(Extracts from a graphics dataset)
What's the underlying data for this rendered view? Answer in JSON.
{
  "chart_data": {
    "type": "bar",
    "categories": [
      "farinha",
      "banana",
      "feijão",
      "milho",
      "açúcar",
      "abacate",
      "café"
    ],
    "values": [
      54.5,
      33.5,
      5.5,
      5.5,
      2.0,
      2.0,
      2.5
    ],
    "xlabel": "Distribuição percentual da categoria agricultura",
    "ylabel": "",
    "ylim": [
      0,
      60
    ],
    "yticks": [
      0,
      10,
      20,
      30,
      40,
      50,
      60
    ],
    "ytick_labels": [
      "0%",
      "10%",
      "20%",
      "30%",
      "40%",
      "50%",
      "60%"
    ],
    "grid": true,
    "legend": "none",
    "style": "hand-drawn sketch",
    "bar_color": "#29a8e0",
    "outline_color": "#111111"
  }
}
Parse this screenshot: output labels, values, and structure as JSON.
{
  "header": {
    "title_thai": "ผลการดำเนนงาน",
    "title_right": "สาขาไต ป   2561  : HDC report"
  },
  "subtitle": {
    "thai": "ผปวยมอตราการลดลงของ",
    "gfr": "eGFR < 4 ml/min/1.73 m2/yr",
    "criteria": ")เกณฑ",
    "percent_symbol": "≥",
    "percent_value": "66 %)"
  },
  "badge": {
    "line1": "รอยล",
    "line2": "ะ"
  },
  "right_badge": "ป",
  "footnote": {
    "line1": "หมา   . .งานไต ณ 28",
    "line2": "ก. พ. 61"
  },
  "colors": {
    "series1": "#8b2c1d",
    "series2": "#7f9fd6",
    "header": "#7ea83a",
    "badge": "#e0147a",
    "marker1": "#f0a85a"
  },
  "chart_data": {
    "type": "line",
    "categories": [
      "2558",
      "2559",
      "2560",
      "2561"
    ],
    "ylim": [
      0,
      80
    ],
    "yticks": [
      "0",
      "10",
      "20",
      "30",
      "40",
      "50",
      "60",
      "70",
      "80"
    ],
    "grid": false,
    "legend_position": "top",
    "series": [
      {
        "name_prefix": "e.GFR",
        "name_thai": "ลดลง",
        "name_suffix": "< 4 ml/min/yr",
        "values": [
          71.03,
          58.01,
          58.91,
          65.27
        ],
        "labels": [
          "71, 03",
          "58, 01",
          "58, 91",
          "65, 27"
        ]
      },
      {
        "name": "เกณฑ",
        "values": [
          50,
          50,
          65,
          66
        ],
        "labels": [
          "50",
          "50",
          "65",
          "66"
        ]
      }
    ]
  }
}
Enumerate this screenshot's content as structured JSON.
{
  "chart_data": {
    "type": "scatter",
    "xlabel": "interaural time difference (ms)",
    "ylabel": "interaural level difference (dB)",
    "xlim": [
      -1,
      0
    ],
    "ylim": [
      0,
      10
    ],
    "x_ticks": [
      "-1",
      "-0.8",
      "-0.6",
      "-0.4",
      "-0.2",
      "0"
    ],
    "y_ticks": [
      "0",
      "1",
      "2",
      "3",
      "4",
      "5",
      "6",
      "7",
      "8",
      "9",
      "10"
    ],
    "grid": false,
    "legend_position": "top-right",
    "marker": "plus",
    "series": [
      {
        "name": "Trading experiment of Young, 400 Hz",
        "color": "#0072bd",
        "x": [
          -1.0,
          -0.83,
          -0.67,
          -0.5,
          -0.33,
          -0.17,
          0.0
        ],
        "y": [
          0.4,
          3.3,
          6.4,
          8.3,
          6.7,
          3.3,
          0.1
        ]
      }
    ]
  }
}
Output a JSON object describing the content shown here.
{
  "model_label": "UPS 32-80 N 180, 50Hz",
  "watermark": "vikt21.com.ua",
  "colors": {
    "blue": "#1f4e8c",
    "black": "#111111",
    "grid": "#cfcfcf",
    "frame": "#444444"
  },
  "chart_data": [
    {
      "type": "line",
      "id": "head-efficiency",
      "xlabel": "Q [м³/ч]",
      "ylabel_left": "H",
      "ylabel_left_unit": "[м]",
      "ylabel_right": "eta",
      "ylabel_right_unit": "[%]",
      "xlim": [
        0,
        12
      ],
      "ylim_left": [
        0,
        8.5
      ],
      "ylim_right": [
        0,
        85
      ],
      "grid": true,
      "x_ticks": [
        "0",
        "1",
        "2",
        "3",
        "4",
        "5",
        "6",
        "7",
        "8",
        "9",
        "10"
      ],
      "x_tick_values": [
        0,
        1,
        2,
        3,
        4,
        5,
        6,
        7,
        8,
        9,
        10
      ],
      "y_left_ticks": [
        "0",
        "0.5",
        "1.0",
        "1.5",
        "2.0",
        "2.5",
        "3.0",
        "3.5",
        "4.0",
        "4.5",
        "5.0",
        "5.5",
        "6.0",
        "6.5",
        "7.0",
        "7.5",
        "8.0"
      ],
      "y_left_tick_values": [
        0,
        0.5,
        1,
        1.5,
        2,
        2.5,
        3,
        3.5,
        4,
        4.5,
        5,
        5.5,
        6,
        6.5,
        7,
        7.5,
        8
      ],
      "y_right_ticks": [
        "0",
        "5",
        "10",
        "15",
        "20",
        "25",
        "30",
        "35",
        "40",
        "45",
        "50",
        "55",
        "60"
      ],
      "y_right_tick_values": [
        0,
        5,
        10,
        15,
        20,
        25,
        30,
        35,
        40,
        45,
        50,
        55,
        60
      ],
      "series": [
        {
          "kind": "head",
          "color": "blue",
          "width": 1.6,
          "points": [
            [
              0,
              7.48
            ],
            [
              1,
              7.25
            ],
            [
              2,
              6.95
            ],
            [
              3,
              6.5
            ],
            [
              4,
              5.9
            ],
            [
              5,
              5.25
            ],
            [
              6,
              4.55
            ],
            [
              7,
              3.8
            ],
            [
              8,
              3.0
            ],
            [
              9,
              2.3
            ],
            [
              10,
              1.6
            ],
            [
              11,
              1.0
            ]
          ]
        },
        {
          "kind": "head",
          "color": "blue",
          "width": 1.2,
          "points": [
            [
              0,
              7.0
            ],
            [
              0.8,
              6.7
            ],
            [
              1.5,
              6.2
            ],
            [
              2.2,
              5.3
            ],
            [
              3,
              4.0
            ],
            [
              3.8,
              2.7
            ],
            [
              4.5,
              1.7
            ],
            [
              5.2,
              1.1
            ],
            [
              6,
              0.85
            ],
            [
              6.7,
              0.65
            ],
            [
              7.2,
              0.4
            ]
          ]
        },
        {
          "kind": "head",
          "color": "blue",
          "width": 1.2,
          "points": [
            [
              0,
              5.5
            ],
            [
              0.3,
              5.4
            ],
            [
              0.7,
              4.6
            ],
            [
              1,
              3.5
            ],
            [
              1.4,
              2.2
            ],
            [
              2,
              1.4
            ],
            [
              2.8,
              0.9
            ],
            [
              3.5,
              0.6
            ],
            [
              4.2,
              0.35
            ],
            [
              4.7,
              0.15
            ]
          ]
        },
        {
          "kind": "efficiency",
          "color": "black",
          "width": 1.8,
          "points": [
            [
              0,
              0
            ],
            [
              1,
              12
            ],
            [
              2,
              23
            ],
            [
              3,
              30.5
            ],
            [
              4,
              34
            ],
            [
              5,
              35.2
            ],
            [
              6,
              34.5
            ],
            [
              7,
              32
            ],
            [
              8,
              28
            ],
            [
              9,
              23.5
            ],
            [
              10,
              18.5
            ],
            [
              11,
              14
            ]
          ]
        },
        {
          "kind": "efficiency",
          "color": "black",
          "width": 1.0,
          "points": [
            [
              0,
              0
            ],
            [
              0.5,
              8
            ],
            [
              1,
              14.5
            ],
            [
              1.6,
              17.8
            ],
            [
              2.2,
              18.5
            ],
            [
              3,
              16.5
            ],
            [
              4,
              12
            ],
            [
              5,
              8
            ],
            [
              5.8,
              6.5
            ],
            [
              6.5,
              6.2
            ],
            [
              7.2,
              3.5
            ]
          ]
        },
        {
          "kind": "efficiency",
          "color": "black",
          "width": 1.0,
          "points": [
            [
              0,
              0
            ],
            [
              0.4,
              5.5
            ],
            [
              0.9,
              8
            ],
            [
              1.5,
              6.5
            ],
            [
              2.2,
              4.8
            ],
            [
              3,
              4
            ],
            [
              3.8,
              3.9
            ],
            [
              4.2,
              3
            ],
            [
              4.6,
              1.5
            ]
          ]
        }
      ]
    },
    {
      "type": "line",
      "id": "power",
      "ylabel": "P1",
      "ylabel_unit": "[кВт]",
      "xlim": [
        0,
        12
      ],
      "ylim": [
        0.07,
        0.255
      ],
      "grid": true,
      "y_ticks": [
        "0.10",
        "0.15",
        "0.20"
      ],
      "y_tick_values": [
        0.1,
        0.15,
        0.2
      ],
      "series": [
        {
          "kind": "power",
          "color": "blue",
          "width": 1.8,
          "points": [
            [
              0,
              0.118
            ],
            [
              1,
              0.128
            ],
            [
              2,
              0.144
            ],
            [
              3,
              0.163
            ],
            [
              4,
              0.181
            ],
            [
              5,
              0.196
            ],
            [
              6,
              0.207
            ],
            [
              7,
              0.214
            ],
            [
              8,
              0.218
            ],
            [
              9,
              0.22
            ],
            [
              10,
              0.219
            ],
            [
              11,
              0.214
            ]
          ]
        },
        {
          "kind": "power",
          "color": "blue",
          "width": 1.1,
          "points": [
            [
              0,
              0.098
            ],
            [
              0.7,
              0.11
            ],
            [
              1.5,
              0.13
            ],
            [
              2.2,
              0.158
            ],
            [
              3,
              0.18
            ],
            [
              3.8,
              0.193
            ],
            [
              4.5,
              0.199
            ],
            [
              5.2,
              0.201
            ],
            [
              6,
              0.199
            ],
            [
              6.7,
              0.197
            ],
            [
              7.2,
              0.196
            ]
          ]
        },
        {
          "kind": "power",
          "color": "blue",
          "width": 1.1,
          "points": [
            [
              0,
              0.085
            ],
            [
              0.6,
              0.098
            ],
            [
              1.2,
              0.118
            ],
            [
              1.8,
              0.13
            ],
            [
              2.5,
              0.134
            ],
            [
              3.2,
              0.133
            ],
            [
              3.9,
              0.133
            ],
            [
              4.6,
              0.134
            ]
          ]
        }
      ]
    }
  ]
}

→ **Aim**:
Check every line for "difference" and show the ones that have it.

→ **Exercise result**:
    "xlabel": "interaural time difference (ms)",
    "ylabel": "interaural level difference (dB)",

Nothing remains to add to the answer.